— Begin —
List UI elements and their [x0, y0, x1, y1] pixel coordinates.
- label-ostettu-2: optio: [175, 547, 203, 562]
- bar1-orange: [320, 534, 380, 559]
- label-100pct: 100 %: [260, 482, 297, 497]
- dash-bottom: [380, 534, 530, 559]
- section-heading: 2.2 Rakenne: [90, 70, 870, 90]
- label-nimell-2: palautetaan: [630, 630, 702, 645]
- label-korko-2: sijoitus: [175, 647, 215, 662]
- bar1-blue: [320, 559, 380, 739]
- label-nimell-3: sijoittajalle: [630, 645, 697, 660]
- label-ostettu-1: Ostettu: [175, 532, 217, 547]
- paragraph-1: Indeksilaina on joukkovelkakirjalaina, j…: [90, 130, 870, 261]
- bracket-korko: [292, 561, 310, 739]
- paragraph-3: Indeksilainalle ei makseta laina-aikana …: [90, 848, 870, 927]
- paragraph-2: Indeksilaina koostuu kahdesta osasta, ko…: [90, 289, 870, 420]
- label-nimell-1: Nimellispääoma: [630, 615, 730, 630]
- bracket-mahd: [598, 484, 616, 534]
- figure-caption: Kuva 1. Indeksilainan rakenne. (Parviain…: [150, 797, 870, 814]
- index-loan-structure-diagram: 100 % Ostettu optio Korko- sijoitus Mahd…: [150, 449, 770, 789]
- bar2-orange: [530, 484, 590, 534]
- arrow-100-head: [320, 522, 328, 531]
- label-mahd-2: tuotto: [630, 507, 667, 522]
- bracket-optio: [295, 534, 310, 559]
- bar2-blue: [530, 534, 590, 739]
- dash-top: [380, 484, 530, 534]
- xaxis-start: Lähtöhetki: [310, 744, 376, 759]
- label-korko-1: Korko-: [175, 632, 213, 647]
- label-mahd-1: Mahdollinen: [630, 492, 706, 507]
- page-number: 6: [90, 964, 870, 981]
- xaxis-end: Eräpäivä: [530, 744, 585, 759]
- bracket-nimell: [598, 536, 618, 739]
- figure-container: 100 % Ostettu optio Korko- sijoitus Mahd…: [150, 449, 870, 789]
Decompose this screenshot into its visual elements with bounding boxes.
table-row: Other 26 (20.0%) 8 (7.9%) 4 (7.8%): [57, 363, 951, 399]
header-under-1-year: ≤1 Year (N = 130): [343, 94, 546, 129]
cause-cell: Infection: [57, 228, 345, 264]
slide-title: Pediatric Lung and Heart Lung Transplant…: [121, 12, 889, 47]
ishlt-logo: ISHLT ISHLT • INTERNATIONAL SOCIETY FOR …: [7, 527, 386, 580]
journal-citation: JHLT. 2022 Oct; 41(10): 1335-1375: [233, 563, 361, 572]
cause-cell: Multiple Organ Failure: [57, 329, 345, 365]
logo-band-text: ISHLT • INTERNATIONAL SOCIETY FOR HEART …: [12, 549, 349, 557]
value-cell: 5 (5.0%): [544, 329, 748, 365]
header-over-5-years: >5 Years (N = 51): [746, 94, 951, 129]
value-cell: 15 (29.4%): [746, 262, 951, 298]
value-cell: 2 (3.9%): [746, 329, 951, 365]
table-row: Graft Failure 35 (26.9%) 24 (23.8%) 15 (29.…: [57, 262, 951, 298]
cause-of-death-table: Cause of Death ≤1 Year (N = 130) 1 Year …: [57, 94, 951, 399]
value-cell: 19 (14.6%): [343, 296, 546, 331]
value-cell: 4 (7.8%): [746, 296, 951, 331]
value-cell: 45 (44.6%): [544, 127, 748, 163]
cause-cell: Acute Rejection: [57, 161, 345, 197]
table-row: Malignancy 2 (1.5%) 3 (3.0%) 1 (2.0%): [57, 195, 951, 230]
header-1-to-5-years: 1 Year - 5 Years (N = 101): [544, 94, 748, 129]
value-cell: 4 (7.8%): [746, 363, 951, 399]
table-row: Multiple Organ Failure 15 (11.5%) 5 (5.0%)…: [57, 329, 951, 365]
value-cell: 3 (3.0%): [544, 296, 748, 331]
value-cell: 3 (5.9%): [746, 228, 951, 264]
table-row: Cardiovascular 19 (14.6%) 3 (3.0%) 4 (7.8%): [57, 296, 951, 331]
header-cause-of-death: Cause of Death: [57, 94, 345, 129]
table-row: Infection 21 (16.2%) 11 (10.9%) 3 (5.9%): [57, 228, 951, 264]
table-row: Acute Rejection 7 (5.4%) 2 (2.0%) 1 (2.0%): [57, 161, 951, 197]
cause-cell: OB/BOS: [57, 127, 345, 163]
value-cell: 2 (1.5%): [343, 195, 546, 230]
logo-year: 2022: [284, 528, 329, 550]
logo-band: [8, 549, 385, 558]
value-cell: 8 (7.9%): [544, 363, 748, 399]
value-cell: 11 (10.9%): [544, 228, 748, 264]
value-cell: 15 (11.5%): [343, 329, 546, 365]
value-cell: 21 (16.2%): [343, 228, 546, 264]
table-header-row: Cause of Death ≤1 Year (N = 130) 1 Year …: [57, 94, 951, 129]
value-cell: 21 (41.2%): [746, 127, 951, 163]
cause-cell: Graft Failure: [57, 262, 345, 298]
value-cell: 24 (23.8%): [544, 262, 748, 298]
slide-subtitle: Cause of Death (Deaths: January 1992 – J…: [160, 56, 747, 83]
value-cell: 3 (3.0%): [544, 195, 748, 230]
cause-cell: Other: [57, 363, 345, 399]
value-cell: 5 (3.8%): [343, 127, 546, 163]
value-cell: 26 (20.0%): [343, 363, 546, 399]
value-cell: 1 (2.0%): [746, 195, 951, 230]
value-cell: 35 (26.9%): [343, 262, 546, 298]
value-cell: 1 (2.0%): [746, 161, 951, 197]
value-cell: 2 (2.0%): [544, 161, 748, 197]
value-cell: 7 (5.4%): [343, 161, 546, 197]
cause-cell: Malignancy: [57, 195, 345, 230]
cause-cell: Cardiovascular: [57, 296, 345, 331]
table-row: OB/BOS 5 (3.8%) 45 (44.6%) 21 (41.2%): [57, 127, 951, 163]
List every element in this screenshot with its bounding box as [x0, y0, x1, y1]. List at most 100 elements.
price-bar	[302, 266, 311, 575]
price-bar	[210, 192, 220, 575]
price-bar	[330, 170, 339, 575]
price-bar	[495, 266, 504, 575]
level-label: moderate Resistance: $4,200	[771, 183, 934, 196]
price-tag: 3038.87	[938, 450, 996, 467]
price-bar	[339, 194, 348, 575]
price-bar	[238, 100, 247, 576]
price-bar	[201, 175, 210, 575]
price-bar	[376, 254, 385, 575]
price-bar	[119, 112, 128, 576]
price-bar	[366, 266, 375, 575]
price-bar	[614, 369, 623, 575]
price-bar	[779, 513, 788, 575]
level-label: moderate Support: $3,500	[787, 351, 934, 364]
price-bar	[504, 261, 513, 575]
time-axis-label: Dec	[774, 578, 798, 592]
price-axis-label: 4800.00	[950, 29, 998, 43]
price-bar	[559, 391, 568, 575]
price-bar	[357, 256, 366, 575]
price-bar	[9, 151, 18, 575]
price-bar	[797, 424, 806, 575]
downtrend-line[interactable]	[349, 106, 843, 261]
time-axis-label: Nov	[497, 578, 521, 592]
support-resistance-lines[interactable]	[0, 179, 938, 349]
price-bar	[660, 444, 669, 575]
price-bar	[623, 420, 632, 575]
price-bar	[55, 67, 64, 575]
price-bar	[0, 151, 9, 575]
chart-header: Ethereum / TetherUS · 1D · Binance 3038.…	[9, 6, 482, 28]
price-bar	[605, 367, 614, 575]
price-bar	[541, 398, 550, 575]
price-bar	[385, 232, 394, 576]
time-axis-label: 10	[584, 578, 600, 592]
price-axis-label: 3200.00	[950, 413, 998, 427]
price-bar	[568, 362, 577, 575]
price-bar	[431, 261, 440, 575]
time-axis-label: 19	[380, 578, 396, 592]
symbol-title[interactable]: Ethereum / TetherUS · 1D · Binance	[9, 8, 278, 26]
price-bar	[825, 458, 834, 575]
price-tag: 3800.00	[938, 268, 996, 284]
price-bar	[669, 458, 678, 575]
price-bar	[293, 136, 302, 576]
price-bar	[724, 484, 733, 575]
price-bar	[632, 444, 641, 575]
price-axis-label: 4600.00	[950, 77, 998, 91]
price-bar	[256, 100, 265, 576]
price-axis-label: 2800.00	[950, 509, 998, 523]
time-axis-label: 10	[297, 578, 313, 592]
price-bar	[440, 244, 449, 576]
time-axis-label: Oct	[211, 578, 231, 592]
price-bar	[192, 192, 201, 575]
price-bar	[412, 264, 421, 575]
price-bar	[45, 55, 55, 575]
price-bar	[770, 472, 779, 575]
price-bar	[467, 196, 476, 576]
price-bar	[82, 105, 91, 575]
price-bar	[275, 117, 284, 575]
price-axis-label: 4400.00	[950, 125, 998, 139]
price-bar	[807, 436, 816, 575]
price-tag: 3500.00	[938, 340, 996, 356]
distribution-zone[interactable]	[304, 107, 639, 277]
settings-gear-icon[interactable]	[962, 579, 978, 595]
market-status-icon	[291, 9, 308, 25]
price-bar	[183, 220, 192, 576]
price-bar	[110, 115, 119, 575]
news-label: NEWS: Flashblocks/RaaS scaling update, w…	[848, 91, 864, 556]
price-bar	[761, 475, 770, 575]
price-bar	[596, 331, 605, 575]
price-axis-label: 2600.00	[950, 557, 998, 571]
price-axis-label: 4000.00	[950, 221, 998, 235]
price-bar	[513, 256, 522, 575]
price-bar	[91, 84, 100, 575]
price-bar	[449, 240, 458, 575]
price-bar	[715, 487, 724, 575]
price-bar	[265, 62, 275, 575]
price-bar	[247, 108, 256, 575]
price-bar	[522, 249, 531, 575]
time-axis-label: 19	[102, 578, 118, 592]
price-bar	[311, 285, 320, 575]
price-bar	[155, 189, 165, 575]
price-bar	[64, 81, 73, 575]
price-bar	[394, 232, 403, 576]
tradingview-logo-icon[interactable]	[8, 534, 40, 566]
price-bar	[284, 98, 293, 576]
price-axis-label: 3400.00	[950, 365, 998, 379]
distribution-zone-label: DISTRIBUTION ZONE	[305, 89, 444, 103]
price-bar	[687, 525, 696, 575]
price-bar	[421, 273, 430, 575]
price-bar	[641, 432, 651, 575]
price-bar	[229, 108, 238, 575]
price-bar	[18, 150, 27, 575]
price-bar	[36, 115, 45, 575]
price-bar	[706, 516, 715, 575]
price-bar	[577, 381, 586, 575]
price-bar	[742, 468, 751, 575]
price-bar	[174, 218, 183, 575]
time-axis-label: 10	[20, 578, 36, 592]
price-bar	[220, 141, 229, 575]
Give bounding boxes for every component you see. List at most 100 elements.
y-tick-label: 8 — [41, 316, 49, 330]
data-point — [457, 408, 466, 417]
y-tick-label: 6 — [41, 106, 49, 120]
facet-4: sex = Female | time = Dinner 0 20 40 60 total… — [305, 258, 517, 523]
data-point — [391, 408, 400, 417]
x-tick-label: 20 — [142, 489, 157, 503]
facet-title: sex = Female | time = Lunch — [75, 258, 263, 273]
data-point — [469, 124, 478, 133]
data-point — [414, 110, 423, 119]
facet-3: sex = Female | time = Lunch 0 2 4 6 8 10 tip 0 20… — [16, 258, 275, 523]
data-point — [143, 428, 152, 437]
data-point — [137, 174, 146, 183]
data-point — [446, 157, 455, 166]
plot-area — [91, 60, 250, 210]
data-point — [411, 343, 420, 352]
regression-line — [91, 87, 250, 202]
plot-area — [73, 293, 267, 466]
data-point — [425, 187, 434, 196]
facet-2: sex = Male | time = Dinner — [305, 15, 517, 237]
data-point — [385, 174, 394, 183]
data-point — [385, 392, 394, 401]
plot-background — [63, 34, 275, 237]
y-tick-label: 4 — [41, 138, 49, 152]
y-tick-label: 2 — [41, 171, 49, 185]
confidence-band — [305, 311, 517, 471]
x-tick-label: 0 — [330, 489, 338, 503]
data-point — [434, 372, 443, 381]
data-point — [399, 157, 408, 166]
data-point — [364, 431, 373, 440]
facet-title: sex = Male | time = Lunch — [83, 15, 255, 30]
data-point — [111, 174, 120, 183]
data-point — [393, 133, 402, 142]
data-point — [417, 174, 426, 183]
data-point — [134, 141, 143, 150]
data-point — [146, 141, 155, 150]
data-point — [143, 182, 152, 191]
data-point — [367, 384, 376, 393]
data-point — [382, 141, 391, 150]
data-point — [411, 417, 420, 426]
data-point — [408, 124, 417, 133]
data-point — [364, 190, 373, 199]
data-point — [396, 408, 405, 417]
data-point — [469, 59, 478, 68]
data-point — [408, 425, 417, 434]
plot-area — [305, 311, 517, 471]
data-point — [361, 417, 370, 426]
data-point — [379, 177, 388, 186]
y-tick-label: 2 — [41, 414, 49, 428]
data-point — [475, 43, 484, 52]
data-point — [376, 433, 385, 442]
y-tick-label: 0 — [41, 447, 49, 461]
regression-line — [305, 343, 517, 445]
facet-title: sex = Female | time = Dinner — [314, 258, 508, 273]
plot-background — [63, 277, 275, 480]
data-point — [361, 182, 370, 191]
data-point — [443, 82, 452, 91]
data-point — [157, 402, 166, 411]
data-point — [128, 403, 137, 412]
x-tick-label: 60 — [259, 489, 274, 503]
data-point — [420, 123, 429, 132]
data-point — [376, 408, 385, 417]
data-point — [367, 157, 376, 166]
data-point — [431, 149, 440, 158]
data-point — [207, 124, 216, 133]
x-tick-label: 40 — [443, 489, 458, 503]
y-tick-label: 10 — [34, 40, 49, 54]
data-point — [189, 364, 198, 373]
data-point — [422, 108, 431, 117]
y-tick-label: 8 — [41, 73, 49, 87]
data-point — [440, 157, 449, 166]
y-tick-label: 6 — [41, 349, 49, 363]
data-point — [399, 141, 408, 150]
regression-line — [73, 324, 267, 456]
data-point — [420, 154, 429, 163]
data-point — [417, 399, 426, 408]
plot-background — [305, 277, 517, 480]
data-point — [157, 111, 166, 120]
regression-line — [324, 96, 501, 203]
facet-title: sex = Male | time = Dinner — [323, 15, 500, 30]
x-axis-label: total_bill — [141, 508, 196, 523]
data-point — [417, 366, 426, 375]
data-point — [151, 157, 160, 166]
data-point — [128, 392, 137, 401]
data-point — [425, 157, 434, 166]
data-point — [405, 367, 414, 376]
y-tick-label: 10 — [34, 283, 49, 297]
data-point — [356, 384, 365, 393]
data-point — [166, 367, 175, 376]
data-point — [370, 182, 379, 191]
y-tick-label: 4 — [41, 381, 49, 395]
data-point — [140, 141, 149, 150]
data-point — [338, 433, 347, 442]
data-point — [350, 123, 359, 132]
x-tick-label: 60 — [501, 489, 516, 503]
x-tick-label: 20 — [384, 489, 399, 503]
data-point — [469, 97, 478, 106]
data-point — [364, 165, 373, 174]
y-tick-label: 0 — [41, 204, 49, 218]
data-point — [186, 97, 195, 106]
— End —
• [Work instructions] Render the data from its first line up to and including the line containing "- dash-bottom: [380, 534, 530, 559]" as a Markdown table with the columns No. and Entry, numbering each row and omitting blank lines.

• [Full output]
| No. | Entry |
|---|---|
| 1 | List UI elements and their [x0, y0, x1, y1] pixel coordinates. |
| 2 | - label-ostettu-2: optio: [175, 547, 203, 562] |
| 3 | - bar1-orange: [320, 534, 380, 559] |
| 4 | - label-100pct: 100 %: [260, 482, 297, 497] |
| 5 | - dash-bottom: [380, 534, 530, 559] |